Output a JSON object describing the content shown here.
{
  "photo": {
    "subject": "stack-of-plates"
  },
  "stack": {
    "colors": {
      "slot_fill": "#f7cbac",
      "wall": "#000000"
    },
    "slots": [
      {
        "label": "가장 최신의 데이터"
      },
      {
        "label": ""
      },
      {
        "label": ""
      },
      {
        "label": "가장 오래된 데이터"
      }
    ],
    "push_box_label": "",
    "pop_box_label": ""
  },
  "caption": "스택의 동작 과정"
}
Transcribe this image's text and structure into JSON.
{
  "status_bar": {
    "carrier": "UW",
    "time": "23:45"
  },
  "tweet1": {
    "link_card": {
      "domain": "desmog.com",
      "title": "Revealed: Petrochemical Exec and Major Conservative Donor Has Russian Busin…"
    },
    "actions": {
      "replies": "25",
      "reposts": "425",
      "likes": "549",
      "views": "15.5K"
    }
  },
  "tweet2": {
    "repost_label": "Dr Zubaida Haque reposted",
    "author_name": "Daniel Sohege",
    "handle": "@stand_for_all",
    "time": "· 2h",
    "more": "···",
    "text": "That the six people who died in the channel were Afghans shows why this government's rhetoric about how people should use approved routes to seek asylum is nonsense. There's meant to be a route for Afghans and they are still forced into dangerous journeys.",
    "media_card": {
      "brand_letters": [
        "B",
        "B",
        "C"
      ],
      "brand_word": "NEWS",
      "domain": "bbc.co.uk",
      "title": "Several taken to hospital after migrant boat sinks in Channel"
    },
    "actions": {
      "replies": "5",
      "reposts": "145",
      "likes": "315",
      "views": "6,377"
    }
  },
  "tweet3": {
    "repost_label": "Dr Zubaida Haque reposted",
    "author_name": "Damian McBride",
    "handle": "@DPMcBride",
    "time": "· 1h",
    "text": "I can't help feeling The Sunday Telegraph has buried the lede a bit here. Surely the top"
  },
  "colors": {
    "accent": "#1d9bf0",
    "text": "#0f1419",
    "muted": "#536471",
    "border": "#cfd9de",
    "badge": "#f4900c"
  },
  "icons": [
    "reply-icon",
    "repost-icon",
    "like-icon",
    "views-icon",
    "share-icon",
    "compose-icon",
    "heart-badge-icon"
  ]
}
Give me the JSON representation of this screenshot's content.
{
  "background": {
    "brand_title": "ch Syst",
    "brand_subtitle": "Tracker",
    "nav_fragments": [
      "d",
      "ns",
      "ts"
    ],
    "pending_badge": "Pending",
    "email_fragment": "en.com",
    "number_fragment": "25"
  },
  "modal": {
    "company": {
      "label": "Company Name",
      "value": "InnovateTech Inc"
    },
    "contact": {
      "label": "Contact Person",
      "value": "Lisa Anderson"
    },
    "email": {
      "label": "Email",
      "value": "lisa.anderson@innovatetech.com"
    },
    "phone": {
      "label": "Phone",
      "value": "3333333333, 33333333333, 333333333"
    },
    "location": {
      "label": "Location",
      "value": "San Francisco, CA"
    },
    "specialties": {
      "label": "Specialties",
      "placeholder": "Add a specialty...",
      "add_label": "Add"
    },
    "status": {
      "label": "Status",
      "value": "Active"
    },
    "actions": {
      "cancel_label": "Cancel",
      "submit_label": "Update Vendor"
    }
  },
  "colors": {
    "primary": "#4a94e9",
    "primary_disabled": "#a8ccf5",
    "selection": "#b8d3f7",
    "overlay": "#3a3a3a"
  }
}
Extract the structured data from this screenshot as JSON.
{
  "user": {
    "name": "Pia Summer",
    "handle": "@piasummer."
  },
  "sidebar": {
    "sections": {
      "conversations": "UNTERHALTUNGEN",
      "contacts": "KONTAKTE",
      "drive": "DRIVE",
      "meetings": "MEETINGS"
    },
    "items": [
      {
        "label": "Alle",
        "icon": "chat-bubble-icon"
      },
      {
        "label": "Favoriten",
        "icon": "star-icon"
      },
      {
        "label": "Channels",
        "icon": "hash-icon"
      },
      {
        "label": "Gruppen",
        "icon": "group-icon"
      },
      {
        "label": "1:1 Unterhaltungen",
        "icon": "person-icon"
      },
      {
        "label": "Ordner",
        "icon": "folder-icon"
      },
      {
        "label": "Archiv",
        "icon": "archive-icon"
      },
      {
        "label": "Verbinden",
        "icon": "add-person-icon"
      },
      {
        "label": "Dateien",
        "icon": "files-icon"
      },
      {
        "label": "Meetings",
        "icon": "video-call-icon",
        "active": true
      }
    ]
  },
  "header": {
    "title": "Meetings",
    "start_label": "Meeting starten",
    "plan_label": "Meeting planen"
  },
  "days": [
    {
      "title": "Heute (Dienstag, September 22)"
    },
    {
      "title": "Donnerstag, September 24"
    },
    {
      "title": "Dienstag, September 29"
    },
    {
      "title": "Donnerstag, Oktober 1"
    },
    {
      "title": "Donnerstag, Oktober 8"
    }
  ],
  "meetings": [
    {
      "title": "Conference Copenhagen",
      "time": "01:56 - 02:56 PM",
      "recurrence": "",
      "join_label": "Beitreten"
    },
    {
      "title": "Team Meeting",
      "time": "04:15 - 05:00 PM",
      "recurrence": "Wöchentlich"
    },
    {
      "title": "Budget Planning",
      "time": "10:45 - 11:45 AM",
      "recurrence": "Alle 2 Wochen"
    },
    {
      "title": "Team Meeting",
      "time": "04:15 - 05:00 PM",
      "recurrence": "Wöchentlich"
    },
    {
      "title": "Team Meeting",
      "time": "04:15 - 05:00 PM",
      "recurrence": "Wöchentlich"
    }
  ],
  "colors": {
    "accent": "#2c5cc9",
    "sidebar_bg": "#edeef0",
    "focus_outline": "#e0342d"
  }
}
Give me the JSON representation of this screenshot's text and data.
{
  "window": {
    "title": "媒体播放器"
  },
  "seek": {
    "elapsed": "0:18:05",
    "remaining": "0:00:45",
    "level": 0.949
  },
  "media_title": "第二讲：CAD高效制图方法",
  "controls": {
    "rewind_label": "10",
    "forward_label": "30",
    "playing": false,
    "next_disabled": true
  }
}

.....

WRITTEN PROBLEM >> For the records above, state how many lines include the string "Donnerstag", giving the number and nothing else.

EXERCISE ANSWER >> 3